- _Written instruction_
Substitute "bubble-caption" for "bubble-label" throughout the listing from its first line through the line containing "bubble-label: Durham (319, 155, 379, 174)", both included, and reproduce only those lines with all else unchanged.

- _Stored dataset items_
++++++++
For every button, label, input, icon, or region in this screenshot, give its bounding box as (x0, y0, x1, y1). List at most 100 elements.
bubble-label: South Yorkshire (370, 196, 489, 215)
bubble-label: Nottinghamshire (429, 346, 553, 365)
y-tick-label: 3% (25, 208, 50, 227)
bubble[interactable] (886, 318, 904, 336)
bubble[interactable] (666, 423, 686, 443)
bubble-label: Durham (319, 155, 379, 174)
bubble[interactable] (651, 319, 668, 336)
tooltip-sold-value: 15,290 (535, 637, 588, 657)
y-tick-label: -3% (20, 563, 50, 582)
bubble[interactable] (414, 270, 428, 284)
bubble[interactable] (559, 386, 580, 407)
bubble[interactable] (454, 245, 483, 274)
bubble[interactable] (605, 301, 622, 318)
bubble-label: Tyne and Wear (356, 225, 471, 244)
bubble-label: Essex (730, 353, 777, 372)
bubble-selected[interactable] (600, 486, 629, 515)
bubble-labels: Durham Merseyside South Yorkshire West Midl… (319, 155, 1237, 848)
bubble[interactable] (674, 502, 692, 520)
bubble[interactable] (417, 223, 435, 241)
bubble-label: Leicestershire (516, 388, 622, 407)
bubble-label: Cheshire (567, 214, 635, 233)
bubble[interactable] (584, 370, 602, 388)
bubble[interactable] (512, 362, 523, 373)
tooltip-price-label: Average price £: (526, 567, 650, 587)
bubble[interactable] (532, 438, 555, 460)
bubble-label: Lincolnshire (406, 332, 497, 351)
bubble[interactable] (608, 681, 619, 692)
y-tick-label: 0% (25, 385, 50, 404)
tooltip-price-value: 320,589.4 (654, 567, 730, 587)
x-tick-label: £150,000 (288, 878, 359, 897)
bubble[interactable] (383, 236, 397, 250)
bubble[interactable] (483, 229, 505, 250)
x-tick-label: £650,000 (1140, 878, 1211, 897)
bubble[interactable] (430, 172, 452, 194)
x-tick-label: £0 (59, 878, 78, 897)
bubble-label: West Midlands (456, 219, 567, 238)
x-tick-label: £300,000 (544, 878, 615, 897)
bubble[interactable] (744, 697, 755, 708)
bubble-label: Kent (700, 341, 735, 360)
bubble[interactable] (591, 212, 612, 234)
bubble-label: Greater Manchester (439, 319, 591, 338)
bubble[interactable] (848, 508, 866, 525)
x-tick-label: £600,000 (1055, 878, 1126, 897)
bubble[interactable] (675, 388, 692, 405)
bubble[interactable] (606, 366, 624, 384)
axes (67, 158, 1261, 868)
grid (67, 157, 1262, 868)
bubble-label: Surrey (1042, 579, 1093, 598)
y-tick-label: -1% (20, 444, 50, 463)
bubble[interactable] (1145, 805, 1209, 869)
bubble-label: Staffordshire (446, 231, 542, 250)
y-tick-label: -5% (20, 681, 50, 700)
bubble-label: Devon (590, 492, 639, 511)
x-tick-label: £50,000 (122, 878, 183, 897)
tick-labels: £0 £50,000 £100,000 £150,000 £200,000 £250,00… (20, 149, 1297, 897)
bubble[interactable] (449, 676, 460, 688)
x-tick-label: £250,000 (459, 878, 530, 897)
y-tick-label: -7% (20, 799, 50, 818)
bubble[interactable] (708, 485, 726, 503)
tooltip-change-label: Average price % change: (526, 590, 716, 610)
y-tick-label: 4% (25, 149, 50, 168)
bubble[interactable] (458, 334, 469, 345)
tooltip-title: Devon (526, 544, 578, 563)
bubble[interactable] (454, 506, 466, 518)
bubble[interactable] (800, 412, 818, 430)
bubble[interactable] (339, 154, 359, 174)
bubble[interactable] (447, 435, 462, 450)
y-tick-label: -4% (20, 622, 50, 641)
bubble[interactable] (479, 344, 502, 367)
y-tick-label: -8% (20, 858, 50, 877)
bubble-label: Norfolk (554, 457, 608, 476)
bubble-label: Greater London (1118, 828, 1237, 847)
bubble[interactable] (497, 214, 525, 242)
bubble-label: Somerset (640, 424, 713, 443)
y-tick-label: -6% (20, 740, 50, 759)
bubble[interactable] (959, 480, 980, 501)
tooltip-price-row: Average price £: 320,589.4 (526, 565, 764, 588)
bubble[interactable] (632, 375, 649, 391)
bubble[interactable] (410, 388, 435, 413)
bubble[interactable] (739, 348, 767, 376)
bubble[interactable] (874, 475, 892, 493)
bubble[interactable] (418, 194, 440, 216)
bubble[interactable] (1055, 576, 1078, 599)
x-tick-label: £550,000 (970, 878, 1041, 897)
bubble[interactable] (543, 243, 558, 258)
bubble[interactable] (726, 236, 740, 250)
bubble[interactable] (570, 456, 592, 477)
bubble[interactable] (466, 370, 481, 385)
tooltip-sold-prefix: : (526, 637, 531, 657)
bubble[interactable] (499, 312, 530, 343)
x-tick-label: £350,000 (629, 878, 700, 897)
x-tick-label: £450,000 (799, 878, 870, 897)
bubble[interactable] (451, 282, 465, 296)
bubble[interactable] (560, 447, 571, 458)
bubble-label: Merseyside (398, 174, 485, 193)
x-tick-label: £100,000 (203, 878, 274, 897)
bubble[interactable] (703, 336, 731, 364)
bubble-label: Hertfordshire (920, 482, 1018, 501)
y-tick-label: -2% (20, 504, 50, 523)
++++++++
- _Finished task_
For every button, label, input, icon, or region in this screenshot, give its bounding box as (x0, y0, x1, y1). List at most 100 elements.
bubble-caption: South Yorkshire (370, 196, 489, 215)
bubble-caption: Nottinghamshire (429, 346, 553, 365)
y-tick-label: 3% (25, 208, 50, 227)
bubble[interactable] (886, 318, 904, 336)
bubble[interactable] (666, 423, 686, 443)
bubble-caption: Durham (319, 155, 379, 174)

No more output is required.